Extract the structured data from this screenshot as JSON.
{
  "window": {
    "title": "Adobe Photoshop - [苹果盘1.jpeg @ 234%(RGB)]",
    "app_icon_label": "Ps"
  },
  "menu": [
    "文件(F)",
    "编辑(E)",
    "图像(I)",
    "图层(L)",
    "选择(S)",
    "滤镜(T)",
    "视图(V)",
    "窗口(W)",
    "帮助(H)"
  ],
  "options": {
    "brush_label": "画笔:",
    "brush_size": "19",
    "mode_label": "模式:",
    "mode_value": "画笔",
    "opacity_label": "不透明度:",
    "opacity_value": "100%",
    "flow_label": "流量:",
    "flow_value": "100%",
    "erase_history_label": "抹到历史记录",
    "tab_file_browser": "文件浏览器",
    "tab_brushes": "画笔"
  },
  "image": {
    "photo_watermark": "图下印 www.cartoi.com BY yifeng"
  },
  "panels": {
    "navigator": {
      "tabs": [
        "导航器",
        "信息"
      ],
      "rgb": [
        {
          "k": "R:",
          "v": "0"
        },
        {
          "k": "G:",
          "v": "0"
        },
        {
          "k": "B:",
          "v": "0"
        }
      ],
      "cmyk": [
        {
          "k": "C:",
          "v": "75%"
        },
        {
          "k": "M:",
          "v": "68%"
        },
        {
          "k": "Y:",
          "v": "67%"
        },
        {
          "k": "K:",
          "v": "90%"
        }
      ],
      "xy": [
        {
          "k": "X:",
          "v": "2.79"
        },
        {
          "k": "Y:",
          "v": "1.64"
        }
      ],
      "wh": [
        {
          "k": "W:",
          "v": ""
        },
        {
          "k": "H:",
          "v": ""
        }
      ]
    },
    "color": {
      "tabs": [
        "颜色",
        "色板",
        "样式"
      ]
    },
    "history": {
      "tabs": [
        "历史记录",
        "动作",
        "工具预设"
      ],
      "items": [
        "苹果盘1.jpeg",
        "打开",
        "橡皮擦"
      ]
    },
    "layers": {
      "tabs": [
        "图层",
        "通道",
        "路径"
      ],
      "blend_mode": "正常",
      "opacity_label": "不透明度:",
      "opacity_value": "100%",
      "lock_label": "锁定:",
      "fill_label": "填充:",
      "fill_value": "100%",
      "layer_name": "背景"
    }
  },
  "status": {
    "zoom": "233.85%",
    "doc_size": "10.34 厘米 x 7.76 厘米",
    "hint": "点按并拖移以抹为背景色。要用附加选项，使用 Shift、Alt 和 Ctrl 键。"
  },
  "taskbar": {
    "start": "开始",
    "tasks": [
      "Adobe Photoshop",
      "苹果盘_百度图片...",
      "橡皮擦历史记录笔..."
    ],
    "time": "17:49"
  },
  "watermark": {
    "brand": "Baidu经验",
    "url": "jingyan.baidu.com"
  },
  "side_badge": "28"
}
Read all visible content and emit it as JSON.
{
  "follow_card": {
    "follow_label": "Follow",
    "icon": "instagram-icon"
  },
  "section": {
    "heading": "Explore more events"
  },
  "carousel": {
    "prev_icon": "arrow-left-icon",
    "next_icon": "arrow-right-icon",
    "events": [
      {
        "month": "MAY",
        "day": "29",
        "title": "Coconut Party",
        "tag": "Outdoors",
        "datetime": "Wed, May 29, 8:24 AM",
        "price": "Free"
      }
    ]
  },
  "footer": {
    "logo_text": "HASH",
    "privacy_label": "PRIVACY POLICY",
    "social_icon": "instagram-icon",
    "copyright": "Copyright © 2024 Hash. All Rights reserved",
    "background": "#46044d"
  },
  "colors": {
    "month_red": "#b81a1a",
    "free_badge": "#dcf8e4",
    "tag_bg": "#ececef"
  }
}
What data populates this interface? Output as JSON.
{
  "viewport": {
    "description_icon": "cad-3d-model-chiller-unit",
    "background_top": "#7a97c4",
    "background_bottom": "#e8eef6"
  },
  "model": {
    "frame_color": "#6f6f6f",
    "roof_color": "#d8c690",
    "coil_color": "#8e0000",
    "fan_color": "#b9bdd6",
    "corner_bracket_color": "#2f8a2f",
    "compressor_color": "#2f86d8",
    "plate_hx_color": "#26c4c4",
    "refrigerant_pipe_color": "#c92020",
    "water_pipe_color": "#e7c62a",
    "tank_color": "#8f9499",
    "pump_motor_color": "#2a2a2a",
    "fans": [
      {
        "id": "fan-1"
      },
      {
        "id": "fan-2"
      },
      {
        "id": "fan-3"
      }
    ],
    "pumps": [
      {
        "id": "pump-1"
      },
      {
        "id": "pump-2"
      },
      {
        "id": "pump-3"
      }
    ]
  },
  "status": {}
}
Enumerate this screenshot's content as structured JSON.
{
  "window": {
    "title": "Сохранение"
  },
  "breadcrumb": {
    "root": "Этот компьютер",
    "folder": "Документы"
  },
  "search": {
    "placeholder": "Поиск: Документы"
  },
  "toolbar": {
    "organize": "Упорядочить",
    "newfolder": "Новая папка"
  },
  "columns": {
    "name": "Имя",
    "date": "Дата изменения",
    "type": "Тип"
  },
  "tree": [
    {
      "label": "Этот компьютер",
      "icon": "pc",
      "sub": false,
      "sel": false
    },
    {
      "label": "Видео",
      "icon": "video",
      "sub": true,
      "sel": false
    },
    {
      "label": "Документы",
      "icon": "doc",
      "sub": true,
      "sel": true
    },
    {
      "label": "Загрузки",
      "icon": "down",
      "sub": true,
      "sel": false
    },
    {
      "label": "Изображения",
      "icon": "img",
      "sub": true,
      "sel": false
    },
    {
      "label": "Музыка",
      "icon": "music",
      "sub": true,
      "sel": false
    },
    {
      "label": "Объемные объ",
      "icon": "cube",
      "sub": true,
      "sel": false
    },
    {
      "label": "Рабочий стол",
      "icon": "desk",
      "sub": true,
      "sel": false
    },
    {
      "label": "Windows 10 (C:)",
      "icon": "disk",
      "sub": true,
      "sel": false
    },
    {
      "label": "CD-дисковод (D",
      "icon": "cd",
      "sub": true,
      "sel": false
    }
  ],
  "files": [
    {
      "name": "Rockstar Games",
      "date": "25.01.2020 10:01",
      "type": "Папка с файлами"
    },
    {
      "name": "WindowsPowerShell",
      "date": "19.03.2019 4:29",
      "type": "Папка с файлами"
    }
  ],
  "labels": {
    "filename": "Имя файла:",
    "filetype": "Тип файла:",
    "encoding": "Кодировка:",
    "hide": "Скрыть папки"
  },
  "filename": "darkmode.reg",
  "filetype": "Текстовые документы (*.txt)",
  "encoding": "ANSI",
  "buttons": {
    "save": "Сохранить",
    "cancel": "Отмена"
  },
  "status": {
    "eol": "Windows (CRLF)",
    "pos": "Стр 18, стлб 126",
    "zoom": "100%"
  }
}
_____
** WRITTEN EXERCISE **
Show the lines from the data above that contain the string "content".

** SOLUTION **
Read all visible content and emit it as JSON.
Enumerate this screenshot's content as structured JSON.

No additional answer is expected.